* _GIVEN TASK_: Copy each line exactly.

## Start ENTRIES

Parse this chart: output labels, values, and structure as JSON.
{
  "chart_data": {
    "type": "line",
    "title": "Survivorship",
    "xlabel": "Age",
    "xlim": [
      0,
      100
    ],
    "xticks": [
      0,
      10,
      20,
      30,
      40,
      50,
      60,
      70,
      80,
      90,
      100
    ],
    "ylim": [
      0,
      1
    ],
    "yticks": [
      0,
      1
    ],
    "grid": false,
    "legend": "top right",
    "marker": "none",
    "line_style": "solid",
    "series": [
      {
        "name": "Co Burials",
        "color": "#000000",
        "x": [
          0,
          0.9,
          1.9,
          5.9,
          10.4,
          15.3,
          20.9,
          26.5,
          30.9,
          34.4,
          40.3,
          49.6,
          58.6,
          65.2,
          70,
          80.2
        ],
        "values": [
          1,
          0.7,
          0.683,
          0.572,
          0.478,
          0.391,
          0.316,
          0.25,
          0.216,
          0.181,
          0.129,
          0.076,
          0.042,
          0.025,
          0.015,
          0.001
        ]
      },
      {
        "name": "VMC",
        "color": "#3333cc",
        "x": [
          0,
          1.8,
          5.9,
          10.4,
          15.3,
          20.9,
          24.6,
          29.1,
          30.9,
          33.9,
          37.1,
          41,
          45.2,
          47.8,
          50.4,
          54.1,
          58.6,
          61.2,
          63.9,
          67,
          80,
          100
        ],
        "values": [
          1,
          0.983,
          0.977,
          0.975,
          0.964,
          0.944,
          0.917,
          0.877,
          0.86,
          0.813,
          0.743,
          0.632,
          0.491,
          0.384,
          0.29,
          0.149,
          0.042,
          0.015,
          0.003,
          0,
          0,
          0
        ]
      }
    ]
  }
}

## End ENTRIES

* _FULL SOLUTION_:
Parse this chart: output labels, values, and structure as JSON.
{
  "chart_data": {
    "type": "line",
    "title": "Survivorship",
    "xlabel": "Age",
    "xlim": [
      0,
      100
    ],
    "xticks": [
      0,
      10,
      20,
      30,
      40,
      50,
      60,
      70,
      80,
      90,
      100
    ],
    "ylim": [
      0,
      1
    ],
    "yticks": [
      0,
      1
    ],
    "grid": false,
    "legend": "top right",
    "marker": "none",
    "line_style": "solid",
    "series": [
      {
        "name": "Co Burials",
        "color": "#000000",
        "x": [
          0,
          0.9,
          1.9,
          5.9,
          10.4,
          15.3,
          20.9,
          26.5,
          30.9,
          34.4,
          40.3,
          49.6,
          58.6,
          65.2,
          70,
          80.2
        ],
        "values": [
          1,
          0.7,
          0.683,
          0.572,
          0.478,
          0.391,
          0.316,
          0.25,
          0.216,
          0.181,
          0.129,
          0.076,
          0.042,
          0.025,
          0.015,
          0.001
        ]
      },
      {
        "name": "VMC",
        "color": "#3333cc",
        "x": [
          0,
          1.8,
          5.9,
          10.4,
          15.3,
          20.9,
          24.6,
          29.1,
          30.9,
          33.9,
          37.1,
          41,
          45.2,
          47.8,
          50.4,
          54.1,
          58.6,
          61.2,
          63.9,
          67,
          80,
          100
        ],
        "values": [
          1,
          0.983,
          0.977,
          0.975,
          0.964,
          0.944,
          0.917,
          0.877,
          0.86,
          0.813,
          0.743,
          0.632,
          0.491,
          0.384,
          0.29,
          0.149,
          0.042,
          0.015,
          0.003,
          0,
          0,
          0
        ]
      }
    ]
  }
}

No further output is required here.